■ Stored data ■
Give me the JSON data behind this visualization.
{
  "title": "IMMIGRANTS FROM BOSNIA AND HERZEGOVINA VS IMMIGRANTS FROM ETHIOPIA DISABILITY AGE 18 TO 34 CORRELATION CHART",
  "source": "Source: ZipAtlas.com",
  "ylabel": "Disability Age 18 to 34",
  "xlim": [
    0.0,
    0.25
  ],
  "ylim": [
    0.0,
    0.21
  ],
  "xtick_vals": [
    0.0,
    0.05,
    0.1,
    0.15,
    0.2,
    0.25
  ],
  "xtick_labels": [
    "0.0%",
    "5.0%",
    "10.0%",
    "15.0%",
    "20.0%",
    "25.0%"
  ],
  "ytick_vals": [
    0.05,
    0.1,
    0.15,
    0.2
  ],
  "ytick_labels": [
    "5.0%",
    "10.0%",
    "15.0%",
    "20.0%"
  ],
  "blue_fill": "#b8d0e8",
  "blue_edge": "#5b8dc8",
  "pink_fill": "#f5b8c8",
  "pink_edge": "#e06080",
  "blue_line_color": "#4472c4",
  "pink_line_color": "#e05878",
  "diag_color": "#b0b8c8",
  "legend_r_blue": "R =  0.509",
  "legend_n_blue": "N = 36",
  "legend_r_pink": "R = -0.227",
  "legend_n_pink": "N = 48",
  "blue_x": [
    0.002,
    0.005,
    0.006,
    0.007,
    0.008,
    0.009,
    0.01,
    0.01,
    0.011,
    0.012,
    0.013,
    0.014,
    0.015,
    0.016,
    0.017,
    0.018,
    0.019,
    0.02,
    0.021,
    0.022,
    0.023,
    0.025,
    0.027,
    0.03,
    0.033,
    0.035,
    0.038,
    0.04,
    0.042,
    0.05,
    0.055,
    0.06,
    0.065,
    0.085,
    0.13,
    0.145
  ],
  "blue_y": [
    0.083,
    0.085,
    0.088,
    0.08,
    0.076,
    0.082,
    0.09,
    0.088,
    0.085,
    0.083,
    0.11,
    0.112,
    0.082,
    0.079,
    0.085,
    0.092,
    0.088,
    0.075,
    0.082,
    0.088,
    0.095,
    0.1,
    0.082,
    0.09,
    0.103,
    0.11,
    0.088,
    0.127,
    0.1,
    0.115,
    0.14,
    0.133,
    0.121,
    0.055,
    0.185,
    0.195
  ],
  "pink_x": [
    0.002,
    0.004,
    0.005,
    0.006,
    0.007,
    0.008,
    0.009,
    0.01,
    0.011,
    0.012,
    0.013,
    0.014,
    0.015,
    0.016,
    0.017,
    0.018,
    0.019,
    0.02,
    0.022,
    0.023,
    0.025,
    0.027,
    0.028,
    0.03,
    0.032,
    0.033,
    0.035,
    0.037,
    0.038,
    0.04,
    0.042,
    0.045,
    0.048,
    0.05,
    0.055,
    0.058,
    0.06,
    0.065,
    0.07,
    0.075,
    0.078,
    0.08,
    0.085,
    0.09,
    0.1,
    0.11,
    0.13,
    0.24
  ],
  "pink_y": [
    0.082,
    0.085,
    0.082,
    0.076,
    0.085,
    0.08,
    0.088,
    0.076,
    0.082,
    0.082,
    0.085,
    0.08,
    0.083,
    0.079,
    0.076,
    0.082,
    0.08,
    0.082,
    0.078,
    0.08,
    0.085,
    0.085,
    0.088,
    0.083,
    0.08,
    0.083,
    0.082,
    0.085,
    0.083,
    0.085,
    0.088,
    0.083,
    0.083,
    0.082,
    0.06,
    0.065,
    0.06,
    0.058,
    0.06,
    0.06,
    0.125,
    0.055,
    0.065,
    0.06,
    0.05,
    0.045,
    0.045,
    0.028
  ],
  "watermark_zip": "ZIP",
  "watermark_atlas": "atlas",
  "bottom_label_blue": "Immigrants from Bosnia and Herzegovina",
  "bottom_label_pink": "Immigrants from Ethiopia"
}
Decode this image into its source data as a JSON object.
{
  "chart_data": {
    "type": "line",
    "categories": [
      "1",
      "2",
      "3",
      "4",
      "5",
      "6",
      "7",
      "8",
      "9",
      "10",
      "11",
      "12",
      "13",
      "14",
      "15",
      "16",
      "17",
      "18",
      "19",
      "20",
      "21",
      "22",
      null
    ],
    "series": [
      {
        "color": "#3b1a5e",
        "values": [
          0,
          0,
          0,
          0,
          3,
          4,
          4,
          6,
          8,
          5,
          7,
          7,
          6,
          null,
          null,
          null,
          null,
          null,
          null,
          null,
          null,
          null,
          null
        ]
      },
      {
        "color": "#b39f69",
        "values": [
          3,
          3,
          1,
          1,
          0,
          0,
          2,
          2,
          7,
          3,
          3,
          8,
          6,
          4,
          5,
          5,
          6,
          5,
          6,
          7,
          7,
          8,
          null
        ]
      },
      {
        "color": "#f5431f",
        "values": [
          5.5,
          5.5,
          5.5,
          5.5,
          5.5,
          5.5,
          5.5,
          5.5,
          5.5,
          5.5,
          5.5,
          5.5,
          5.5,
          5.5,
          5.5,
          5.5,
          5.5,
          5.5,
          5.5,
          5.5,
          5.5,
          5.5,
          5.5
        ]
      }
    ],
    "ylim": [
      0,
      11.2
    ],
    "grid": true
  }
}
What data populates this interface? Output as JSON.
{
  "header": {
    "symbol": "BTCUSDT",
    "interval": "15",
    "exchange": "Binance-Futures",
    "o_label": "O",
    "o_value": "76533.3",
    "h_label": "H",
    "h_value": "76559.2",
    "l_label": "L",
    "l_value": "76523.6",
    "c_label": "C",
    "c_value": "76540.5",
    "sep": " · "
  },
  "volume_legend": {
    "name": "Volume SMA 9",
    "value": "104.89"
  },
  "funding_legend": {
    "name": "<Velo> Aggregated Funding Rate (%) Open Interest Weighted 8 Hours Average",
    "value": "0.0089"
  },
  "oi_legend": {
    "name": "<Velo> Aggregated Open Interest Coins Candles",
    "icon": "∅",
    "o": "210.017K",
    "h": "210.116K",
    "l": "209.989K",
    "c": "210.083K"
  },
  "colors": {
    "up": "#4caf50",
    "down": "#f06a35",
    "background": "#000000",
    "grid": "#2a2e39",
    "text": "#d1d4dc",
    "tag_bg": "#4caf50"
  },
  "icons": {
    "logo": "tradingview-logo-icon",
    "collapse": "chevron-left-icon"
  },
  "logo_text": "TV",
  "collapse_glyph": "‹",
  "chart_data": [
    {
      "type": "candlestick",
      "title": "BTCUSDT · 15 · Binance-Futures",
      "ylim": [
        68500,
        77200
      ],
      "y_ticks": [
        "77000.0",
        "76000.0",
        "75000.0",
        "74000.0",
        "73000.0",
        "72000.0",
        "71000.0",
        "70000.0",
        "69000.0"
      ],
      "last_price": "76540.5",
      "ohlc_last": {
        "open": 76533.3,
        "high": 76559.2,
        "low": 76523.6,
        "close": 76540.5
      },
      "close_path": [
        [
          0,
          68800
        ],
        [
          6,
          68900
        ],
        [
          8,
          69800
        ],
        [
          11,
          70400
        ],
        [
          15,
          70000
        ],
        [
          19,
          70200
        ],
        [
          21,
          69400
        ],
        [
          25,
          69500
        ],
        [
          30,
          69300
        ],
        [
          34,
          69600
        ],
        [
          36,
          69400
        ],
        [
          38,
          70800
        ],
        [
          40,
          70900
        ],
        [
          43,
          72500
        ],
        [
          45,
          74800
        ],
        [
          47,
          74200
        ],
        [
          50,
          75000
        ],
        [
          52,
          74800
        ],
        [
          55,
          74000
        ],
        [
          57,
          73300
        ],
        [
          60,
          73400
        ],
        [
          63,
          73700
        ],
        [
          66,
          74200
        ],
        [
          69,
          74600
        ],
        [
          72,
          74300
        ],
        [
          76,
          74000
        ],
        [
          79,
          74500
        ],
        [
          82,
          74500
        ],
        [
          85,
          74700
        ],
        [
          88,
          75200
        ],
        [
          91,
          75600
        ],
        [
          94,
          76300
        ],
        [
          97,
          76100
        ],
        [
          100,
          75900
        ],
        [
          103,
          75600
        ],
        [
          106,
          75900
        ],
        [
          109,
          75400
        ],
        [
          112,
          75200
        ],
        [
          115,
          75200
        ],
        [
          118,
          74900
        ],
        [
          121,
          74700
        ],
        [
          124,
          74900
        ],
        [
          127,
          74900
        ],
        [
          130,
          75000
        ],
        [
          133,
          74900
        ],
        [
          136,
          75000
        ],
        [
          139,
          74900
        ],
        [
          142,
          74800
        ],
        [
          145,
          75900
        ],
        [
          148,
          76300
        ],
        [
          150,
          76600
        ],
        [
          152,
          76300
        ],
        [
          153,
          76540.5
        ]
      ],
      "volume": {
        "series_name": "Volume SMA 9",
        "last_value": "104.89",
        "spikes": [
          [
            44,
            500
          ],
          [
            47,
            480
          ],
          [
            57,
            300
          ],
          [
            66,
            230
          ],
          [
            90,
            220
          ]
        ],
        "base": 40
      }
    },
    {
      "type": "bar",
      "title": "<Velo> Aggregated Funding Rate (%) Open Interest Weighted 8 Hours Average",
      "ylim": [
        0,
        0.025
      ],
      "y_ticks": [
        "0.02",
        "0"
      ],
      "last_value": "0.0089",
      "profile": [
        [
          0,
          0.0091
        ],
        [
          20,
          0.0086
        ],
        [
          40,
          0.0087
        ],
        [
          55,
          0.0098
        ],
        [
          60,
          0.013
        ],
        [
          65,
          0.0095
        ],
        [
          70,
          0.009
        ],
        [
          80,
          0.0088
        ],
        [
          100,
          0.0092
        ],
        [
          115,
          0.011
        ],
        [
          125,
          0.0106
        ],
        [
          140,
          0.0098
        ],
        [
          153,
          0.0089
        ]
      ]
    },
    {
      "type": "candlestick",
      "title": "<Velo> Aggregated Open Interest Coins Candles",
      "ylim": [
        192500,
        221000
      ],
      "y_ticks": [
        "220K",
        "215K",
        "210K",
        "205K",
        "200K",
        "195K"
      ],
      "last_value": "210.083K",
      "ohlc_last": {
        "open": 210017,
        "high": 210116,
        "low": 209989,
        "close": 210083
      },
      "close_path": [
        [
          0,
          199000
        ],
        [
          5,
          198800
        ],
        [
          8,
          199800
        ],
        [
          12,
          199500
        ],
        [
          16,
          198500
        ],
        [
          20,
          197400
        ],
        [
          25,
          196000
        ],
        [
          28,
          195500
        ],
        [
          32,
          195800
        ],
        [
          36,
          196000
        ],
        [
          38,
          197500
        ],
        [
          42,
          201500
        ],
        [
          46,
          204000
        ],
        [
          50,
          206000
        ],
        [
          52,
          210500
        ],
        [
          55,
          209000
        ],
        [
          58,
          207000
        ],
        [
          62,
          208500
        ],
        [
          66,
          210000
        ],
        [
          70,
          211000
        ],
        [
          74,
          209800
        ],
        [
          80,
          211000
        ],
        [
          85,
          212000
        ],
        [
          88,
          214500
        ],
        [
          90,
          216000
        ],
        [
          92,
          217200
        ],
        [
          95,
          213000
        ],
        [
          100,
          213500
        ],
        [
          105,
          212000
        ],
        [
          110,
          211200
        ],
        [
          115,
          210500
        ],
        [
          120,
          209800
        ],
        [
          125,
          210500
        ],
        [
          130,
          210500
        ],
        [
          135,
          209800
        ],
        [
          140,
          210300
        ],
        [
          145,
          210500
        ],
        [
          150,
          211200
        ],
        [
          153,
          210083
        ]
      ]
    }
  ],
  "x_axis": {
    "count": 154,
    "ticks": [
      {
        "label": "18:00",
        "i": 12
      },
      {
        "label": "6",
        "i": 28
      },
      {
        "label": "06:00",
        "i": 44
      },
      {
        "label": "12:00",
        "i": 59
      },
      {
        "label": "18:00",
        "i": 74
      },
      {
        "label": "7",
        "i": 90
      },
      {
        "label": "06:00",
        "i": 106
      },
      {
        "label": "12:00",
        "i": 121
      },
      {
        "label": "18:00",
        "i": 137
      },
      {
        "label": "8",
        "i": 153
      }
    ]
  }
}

■ Short task ■
Only lines holding the string "Weighted" are wanted; gather each one from the entries above.

■ Complete answer ■
    "name": "<Velo> Aggregated Funding Rate (%) Open Interest Weighted 8 Hours Average",
      "title": "<Velo> Aggregated Funding Rate (%) Open Interest Weighted 8 Hours Average",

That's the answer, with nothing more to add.